> [YOUR TASK]:
Retype only what runs from the line that contains "Serialize everything readable" through the last line of the listing below, both lines included.

> [DATA TO USE]:
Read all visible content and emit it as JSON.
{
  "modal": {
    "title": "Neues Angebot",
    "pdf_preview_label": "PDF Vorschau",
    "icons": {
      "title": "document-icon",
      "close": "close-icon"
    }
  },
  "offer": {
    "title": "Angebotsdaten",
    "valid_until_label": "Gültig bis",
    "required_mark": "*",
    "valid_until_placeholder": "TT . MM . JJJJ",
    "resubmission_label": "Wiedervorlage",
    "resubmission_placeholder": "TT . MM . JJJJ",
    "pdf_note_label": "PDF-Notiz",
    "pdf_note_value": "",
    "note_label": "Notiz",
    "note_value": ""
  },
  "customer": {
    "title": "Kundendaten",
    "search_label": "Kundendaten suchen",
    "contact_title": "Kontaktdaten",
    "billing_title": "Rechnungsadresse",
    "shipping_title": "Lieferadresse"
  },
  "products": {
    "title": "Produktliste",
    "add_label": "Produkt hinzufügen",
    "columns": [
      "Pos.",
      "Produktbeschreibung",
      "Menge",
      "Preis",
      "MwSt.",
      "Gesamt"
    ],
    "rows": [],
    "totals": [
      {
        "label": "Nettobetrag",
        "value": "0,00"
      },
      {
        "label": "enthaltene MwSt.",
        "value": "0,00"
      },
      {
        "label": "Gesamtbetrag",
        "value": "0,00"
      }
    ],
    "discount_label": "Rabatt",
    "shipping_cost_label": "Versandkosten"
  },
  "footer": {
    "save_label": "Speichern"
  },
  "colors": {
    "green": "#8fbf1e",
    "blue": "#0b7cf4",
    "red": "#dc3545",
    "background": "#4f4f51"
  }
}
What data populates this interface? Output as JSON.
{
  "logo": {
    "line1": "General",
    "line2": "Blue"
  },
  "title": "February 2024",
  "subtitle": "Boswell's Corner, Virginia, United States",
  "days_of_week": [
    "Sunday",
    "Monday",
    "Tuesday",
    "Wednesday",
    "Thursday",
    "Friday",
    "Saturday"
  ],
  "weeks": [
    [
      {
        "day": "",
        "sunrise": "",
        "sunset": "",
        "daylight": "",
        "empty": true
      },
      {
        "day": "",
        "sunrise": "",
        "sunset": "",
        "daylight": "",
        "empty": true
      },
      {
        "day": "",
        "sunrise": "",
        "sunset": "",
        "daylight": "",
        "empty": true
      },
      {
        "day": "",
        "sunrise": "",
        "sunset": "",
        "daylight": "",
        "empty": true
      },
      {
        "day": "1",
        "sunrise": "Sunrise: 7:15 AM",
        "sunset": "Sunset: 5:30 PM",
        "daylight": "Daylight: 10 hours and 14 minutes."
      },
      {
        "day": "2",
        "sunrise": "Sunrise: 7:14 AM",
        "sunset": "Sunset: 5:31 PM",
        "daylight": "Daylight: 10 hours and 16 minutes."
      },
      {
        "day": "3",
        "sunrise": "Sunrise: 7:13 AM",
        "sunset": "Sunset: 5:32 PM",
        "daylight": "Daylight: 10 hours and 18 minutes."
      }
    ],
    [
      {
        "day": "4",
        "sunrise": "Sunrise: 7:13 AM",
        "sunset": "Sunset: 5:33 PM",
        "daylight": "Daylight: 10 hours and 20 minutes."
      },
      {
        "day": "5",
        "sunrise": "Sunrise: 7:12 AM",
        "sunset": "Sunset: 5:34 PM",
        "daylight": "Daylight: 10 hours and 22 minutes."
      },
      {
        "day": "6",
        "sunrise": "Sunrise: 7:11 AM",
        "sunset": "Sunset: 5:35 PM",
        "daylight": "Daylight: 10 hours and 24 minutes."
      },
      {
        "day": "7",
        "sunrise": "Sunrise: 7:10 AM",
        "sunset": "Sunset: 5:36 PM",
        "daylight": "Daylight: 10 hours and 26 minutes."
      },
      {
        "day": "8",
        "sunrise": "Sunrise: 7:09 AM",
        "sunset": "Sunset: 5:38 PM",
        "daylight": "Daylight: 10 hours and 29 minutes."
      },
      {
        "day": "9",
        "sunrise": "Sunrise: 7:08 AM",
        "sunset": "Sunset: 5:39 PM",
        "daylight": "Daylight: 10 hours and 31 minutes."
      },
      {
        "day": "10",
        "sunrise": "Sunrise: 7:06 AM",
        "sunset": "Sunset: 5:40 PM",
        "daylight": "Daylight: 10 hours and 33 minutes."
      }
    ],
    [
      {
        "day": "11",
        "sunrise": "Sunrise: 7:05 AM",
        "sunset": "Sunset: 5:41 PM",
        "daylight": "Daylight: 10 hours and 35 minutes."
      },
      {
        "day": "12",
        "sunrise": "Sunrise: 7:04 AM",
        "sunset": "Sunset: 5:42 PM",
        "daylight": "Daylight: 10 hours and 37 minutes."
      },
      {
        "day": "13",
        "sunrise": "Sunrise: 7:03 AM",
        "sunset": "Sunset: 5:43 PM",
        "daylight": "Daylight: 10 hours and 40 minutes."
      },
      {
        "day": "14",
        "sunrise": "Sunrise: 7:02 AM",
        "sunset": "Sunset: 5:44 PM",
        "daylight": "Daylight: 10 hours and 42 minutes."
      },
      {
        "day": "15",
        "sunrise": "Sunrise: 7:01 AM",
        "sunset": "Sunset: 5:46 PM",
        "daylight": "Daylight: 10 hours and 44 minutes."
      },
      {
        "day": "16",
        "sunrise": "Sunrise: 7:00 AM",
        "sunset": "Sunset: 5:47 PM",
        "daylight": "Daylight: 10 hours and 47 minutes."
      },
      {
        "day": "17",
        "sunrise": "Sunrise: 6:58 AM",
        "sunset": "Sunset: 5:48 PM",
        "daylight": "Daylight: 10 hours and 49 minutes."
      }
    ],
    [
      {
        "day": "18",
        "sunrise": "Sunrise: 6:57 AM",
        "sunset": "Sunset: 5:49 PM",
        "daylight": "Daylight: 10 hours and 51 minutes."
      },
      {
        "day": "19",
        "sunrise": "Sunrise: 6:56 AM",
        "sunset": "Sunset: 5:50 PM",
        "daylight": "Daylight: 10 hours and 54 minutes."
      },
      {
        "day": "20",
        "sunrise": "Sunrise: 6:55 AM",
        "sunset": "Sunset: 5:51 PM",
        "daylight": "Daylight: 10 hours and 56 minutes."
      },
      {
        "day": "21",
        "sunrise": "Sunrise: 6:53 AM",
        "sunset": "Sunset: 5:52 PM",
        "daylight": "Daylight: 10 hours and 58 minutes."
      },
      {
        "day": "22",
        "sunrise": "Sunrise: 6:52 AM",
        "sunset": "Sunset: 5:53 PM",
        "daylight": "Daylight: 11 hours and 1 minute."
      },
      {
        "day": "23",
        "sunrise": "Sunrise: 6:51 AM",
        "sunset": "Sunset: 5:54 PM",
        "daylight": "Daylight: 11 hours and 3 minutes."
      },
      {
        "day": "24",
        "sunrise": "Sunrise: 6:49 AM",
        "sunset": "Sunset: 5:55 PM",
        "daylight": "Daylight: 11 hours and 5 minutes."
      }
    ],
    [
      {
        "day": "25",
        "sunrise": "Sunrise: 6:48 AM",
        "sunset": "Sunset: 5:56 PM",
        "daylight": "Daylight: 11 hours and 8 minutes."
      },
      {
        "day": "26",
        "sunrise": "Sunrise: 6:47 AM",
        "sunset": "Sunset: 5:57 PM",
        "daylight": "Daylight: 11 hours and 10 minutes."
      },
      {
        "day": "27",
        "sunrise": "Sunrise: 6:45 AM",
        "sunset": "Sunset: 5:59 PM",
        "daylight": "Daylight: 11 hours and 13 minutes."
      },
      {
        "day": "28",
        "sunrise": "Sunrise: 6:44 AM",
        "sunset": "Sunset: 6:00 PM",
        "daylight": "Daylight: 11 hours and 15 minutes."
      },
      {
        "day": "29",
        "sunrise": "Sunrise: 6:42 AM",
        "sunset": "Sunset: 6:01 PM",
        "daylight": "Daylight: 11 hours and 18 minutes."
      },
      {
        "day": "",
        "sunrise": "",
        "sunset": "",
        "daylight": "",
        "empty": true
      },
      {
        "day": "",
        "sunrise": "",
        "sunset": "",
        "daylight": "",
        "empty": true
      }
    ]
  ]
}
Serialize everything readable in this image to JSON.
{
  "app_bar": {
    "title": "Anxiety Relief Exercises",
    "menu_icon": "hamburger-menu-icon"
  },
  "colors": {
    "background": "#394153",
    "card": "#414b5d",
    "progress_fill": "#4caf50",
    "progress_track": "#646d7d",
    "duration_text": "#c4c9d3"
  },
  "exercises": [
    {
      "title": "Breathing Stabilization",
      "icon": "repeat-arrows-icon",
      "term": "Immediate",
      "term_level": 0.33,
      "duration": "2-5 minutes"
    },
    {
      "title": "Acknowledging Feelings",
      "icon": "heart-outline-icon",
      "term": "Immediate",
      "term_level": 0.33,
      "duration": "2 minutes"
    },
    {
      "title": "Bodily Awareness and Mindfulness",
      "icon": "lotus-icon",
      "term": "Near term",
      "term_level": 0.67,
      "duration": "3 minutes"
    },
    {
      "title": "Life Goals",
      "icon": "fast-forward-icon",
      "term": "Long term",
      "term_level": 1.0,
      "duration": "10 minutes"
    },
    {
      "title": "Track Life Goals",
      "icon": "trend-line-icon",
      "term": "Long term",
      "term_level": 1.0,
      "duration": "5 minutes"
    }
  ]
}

> [OUTPUT FOR THIS EXERCISE]:
Serialize everything readable in this image to JSON.
{
  "app_bar": {
    "title": "Anxiety Relief Exercises",
    "menu_icon": "hamburger-menu-icon"
  },
  "colors": {
    "background": "#394153",
    "card": "#414b5d",
    "progress_fill": "#4caf50",
    "progress_track": "#646d7d",
    "duration_text": "#c4c9d3"
  },
  "exercises": [
    {
      "title": "Breathing Stabilization",
      "icon": "repeat-arrows-icon",
      "term": "Immediate",
      "term_level": 0.33,
      "duration": "2-5 minutes"
    },
    {
      "title": "Acknowledging Feelings",
      "icon": "heart-outline-icon",
      "term": "Immediate",
      "term_level": 0.33,
      "duration": "2 minutes"
    },
    {
      "title": "Bodily Awareness and Mindfulness",
      "icon": "lotus-icon",
      "term": "Near term",
      "term_level": 0.67,
      "duration": "3 minutes"
    },
    {
      "title": "Life Goals",
      "icon": "fast-forward-icon",
      "term": "Long term",
      "term_level": 1.0,
      "duration": "10 minutes"
    },
    {
      "title": "Track Life Goals",
      "icon": "trend-line-icon",
      "term": "Long term",
      "term_level": 1.0,
      "duration": "5 minutes"
    }
  ]
}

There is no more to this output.